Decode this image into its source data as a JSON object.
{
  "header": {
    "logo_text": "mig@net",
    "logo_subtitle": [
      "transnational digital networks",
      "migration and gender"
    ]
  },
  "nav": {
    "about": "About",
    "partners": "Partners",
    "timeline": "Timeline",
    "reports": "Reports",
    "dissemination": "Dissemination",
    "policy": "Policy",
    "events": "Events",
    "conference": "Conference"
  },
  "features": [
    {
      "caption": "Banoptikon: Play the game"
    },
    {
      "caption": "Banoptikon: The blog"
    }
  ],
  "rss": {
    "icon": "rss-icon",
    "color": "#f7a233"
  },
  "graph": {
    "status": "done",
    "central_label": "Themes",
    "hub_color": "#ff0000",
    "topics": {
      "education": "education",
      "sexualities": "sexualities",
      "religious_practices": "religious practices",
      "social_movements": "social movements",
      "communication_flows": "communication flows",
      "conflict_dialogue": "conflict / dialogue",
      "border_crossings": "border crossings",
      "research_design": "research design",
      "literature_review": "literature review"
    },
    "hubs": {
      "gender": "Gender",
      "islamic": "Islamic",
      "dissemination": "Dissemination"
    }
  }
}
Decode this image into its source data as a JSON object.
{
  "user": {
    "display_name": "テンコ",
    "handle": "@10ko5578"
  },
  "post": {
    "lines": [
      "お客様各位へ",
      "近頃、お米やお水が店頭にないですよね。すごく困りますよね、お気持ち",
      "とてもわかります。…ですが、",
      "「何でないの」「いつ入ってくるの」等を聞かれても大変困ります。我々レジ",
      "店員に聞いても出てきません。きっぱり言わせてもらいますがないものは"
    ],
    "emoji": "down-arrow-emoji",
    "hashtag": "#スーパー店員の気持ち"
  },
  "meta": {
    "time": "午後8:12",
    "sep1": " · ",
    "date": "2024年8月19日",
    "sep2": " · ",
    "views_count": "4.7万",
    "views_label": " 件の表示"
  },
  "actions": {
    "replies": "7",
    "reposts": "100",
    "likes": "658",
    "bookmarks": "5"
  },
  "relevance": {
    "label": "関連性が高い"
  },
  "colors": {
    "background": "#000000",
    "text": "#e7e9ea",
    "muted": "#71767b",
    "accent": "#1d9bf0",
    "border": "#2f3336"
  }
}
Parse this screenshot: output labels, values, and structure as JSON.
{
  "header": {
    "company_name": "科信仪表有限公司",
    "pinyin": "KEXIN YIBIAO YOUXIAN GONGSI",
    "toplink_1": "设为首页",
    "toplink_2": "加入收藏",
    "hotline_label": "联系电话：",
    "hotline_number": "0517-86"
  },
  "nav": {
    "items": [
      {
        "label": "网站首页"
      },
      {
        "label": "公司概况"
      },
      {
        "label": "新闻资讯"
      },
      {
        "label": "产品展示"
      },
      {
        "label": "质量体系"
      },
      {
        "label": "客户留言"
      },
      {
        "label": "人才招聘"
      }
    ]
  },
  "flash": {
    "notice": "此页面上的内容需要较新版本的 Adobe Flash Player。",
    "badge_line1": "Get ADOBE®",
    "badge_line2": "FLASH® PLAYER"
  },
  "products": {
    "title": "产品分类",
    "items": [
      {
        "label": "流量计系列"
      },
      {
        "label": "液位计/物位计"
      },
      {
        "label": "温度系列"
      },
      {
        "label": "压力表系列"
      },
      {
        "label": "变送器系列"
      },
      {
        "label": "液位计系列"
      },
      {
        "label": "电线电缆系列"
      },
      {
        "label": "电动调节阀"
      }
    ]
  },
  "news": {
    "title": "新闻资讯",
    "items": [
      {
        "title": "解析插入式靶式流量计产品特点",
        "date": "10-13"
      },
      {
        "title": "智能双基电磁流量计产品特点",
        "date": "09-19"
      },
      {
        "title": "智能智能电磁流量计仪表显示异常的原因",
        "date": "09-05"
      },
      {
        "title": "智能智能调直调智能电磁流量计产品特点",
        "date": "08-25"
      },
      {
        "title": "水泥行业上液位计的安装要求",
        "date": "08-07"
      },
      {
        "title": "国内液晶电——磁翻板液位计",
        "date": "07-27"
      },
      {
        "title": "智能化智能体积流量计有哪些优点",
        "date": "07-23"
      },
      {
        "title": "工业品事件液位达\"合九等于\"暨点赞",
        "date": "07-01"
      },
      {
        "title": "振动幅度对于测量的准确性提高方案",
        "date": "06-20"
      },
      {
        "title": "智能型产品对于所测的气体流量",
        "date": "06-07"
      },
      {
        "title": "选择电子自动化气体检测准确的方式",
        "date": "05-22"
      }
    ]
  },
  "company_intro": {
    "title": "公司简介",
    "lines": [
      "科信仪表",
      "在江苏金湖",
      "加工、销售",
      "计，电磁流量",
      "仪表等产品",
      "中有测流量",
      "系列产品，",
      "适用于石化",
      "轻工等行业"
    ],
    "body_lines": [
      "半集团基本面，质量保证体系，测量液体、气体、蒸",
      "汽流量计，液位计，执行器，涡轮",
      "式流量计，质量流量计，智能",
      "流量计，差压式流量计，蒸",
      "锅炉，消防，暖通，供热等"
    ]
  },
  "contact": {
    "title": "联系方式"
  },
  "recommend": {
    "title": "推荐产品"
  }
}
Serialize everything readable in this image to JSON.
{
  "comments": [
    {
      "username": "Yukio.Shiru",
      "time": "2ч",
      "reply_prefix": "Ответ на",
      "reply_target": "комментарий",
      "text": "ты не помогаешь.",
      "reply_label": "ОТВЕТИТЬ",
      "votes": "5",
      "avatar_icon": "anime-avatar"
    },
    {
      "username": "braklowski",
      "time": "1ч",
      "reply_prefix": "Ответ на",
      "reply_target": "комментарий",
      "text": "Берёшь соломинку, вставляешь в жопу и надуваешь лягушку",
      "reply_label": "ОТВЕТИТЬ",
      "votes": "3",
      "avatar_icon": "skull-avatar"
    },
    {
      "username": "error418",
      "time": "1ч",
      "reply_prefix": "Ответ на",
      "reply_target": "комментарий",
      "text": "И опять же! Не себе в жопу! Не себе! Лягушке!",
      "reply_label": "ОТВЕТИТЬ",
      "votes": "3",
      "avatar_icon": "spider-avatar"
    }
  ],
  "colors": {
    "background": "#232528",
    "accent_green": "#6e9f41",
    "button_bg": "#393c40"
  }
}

──────

▶ **Exercise aim**: Go through the records above and set each one down exactly, please.

▶ **Answer**:
Decode this image into its source data as a JSON object.
{
  "header": {
    "logo_text": "mig@net",
    "logo_subtitle": [
      "transnational digital networks",
      "migration and gender"
    ]
  },
  "nav": {
    "about": "About",
    "partners": "Partners",
    "timeline": "Timeline",
    "reports": "Reports",
    "dissemination": "Dissemination",
    "policy": "Policy",
    "events": "Events",
    "conference": "Conference"
  },
  "features": [
    {
      "caption": "Banoptikon: Play the game"
    },
    {
      "caption": "Banoptikon: The blog"
    }
  ],
  "rss": {
    "icon": "rss-icon",
    "color": "#f7a233"
  },
  "graph": {
    "status": "done",
    "central_label": "Themes",
    "hub_color": "#ff0000",
    "topics": {
      "education": "education",
      "sexualities": "sexualities",
      "religious_practices": "religious practices",
      "social_movements": "social movements",
      "communication_flows": "communication flows",
      "conflict_dialogue": "conflict / dialogue",
      "border_crossings": "border crossings",
      "research_design": "research design",
      "literature_review": "literature review"
    },
    "hubs": {
      "gender": "Gender",
      "islamic": "Islamic",
      "dissemination": "Dissemination"
    }
  }
}
Decode this image into its source data as a JSON object.
{
  "user": {
    "display_name": "テンコ",
    "handle": "@10ko5578"
  },
  "post": {
    "lines": [
      "お客様各位へ",
      "近頃、お米やお水が店頭にないですよね。すごく困りますよね、お気持ち",
      "とてもわかります。…ですが、",
      "「何でないの」「いつ入ってくるの」等を聞かれても大変困ります。我々レジ",
      "店員に聞いても出てきません。きっぱり言わせてもらいますがないものは"
    ],
    "emoji": "down-arrow-emoji",
    "hashtag": "#スーパー店員の気持ち"
  },
  "meta": {
    "time": "午後8:12",
    "sep1": " · ",
    "date": "2024年8月19日",
    "sep2": " · ",
    "views_count": "4.7万",
    "views_label": " 件の表示"
  },
  "actions": {
    "replies": "7",
    "reposts": "100",
    "likes": "658",
    "bookmarks": "5"
  },
  "relevance": {
    "label": "関連性が高い"
  },
  "colors": {
    "background": "#000000",
    "text": "#e7e9ea",
    "muted": "#71767b",
    "accent": "#1d9bf0",
    "border": "#2f3336"
  }
}
Parse this screenshot: output labels, values, and structure as JSON.
{
  "header": {
    "company_name": "科信仪表有限公司",
    "pinyin": "KEXIN YIBIAO YOUXIAN GONGSI",
    "toplink_1": "设为首页",
    "toplink_2": "加入收藏",
    "hotline_label": "联系电话：",
    "hotline_number": "0517-86"
  },
  "nav": {
    "items": [
      {
        "label": "网站首页"
      },
      {
        "label": "公司概况"
      },
      {
        "label": "新闻资讯"
      },
      {
        "label": "产品展示"
      },
      {
        "label": "质量体系"
      },
      {
        "label": "客户留言"
      },
      {
        "label": "人才招聘"
      }
    ]
  },
  "flash": {
    "notice": "此页面上的内容需要较新版本的 Adobe Flash Player。",
    "badge_line1": "Get ADOBE®",
    "badge_line2": "FLASH® PLAYER"
  },
  "products": {
    "title": "产品分类",
    "items": [
      {
        "label": "流量计系列"
      },
      {
        "label": "液位计/物位计"
      },
      {
        "label": "温度系列"
      },
      {
        "label": "压力表系列"
      },
      {
        "label": "变送器系列"
      },
      {
        "label": "液位计系列"
      },
      {
        "label": "电线电缆系列"
      },
      {
        "label": "电动调节阀"
      }
    ]
  },
  "news": {
    "title": "新闻资讯",
    "items": [
      {
        "title": "解析插入式靶式流量计产品特点",
        "date": "10-13"
      },
      {
        "title": "智能双基电磁流量计产品特点",
        "date": "09-19"
      },
      {
        "title": "智能智能电磁流量计仪表显示异常的原因",
        "date": "09-05"
      },
      {
        "title": "智能智能调直调智能电磁流量计产品特点",
        "date": "08-25"
      },
      {
        "title": "水泥行业上液位计的安装要求",
        "date": "08-07"
      },
      {
        "title": "国内液晶电——磁翻板液位计",
        "date": "07-27"
      },
      {
        "title": "智能化智能体积流量计有哪些优点",
        "date": "07-23"
      },
      {
        "title": "工业品事件液位达\"合九等于\"暨点赞",
        "date": "07-01"
      },
      {
        "title": "振动幅度对于测量的准确性提高方案",
        "date": "06-20"
      },
      {
        "title": "智能型产品对于所测的气体流量",
        "date": "06-07"
      },
      {
        "title": "选择电子自动化气体检测准确的方式",
        "date": "05-22"
      }
    ]
  },
  "company_intro": {
    "title": "公司简介",
    "lines": [
      "科信仪表",
      "在江苏金湖",
      "加工、销售",
      "计，电磁流量",
      "仪表等产品",
      "中有测流量",
      "系列产品，",
      "适用于石化",
      "轻工等行业"
    ],
    "body_lines": [
      "半集团基本面，质量保证体系，测量液体、气体、蒸",
      "汽流量计，液位计，执行器，涡轮",
      "式流量计，质量流量计，智能",
      "流量计，差压式流量计，蒸",
      "锅炉，消防，暖通，供热等"
    ]
  },
  "contact": {
    "title": "联系方式"
  },
  "recommend": {
    "title": "推荐产品"
  }
}
Serialize everything readable in this image to JSON.
{
  "comments": [
    {
      "username": "Yukio.Shiru",
      "time": "2ч",
      "reply_prefix": "Ответ на",
      "reply_target": "комментарий",
      "text": "ты не помогаешь.",
      "reply_label": "ОТВЕТИТЬ",
      "votes": "5",
      "avatar_icon": "anime-avatar"
    },
    {
      "username": "braklowski",
      "time": "1ч",
      "reply_prefix": "Ответ на",
      "reply_target": "комментарий",
      "text": "Берёшь соломинку, вставляешь в жопу и надуваешь лягушку",
      "reply_label": "ОТВЕТИТЬ",
      "votes": "3",
      "avatar_icon": "skull-avatar"
    },
    {
      "username": "error418",
      "time": "1ч",
      "reply_prefix": "Ответ на",
      "reply_target": "комментарий",
      "text": "И опять же! Не себе в жопу! Не себе! Лягушке!",
      "reply_label": "ОТВЕТИТЬ",
      "votes": "3",
      "avatar_icon": "spider-avatar"
    }
  ],
  "colors": {
    "background": "#232528",
    "accent_green": "#6e9f41",
    "button_bg": "#393c40"
  }
}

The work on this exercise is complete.